→ WRITTEN REQUEST: Each record must be retyped in full. No character may differ.

(Data excerpts)
»»

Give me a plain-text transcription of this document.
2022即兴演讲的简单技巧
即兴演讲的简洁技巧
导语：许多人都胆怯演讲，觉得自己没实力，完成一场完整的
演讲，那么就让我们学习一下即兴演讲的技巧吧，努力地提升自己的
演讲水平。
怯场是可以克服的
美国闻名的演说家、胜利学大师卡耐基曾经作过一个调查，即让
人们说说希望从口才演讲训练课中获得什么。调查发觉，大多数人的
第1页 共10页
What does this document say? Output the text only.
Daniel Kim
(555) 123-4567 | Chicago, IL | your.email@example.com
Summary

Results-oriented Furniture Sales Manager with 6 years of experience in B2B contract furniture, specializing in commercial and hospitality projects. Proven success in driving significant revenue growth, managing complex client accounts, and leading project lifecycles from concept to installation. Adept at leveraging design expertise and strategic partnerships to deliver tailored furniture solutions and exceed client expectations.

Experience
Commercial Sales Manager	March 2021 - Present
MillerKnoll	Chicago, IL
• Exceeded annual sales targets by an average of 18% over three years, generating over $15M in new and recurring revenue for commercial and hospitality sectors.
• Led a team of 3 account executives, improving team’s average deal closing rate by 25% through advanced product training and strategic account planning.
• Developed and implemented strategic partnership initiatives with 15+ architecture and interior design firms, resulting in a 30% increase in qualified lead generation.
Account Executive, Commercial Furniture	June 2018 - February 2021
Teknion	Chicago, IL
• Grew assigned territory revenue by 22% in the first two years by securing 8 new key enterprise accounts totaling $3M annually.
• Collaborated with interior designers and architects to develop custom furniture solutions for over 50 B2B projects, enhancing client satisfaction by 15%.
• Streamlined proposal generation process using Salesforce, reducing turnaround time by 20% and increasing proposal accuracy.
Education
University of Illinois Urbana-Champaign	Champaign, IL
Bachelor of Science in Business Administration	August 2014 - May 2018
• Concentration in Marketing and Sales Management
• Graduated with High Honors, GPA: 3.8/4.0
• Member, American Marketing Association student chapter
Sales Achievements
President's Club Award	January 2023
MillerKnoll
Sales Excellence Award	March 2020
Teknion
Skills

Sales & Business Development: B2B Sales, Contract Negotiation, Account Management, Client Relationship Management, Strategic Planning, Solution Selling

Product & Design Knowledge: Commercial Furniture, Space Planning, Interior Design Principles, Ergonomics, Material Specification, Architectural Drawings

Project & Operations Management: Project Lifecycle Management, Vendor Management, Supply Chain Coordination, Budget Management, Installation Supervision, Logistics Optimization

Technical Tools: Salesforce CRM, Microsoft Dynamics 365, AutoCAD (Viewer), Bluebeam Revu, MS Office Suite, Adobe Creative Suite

««

→ THE RESPONSE:
Give me a plain-text transcription of this document.
2022即兴演讲的简单技巧
即兴演讲的简洁技巧
导语：许多人都胆怯演讲，觉得自己没实力，完成一场完整的
演讲，那么就让我们学习一下即兴演讲的技巧吧，努力地提升自己的
演讲水平。
怯场是可以克服的
美国闻名的演说家、胜利学大师卡耐基曾经作过一个调查，即让
人们说说希望从口才演讲训练课中获得什么。调查发觉，大多数人的
第1页 共10页
What does this document say? Output the text only.
Daniel Kim
(555) 123-4567 | Chicago, IL | your.email@example.com
Summary

Results-oriented Furniture Sales Manager with 6 years of experience in B2B contract furniture, specializing in commercial and hospitality projects. Proven success in driving significant revenue growth, managing complex client accounts, and leading project lifecycles from concept to installation. Adept at leveraging design expertise and strategic partnerships to deliver tailored furniture solutions and exceed client expectations.

Experience
Commercial Sales Manager	March 2021 - Present
MillerKnoll	Chicago, IL
• Exceeded annual sales targets by an average of 18% over three years, generating over $15M in new and recurring revenue for commercial and hospitality sectors.
• Led a team of 3 account executives, improving team’s average deal closing rate by 25% through advanced product training and strategic account planning.
• Developed and implemented strategic partnership initiatives with 15+ architecture and interior design firms, resulting in a 30% increase in qualified lead generation.
Account Executive, Commercial Furniture	June 2018 - February 2021
Teknion	Chicago, IL
• Grew assigned territory revenue by 22% in the first two years by securing 8 new key enterprise accounts totaling $3M annually.
• Collaborated with interior designers and architects to develop custom furniture solutions for over 50 B2B projects, enhancing client satisfaction by 15%.
• Streamlined proposal generation process using Salesforce, reducing turnaround time by 20% and increasing proposal accuracy.
Education
University of Illinois Urbana-Champaign	Champaign, IL
Bachelor of Science in Business Administration	August 2014 - May 2018
• Concentration in Marketing and Sales Management
• Graduated with High Honors, GPA: 3.8/4.0
• Member, American Marketing Association student chapter
Sales Achievements
President's Club Award	January 2023
MillerKnoll
Sales Excellence Award	March 2020
Teknion
Skills

Sales & Business Development: B2B Sales, Contract Negotiation, Account Management, Client Relationship Management, Strategic Planning, Solution Selling

Product & Design Knowledge: Commercial Furniture, Space Planning, Interior Design Principles, Ergonomics, Material Specification, Architectural Drawings

Project & Operations Management: Project Lifecycle Management, Vendor Management, Supply Chain Coordination, Budget Management, Installation Supervision, Logistics Optimization

Technical Tools: Salesforce CRM, Microsoft Dynamics 365, AutoCAD (Viewer), Bluebeam Revu, MS Office Suite, Adobe Creative Suite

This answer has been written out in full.